> **EXERCISE PROMPT**: List each line of the data that holds the string "защиты".

> **RECORDS SUPPLIED**:
◇ ◇ ◇ ◇ ◇ ◇ ◇

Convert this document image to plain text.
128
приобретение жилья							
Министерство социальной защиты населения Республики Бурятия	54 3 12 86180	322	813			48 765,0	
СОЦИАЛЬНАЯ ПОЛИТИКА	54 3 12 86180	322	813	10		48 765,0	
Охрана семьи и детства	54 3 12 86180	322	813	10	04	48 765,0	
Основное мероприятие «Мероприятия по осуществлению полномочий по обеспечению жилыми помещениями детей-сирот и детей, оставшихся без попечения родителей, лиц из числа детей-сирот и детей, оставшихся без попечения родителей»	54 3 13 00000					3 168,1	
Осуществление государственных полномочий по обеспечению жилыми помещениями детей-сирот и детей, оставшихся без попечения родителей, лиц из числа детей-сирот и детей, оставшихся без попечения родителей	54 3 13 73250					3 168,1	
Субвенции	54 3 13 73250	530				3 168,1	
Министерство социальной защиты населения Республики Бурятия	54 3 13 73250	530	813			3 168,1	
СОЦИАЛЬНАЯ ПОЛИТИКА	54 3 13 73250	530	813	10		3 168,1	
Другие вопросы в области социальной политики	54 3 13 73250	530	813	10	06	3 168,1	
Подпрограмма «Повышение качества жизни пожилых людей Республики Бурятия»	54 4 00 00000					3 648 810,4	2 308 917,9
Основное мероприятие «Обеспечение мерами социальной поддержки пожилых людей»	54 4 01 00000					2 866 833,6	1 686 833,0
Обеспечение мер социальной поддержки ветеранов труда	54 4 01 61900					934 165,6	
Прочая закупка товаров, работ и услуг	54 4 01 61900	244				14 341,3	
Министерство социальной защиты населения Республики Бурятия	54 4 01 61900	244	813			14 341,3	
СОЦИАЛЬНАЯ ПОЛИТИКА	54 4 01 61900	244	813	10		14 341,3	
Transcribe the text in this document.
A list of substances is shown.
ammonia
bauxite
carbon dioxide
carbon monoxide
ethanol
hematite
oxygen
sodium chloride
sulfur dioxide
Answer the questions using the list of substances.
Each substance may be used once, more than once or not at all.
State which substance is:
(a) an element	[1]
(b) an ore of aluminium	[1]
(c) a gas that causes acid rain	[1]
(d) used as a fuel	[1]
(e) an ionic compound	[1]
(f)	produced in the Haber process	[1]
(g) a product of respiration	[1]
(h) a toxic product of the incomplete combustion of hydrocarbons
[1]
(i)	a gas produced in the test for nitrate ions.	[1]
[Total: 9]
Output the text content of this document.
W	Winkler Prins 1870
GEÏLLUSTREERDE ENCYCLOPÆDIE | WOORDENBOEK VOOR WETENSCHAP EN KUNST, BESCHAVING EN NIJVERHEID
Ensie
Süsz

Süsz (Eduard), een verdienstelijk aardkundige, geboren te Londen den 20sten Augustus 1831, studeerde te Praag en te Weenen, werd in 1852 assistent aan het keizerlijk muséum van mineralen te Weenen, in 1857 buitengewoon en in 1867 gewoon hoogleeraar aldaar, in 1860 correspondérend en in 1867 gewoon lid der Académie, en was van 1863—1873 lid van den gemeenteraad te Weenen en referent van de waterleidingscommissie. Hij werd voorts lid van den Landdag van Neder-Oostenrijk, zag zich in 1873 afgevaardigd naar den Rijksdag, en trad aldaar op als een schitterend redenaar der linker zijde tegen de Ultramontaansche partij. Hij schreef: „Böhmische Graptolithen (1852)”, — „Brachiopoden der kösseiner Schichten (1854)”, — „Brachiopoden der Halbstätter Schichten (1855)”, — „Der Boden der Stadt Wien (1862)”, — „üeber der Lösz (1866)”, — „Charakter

◇ ◇ ◇ ◇ ◇ ◇ ◇

> **EXERCISE RESULT**:
Министерство социальной защиты населения Республики Бурятия	54 3 12 86180	322	813			48 765,0	
Министерство социальной защиты населения Республики Бурятия	54 3 13 73250	530	813			3 168,1	
Министерство социальной защиты населения Республики Бурятия	54 4 01 61900	244	813			14 341,3	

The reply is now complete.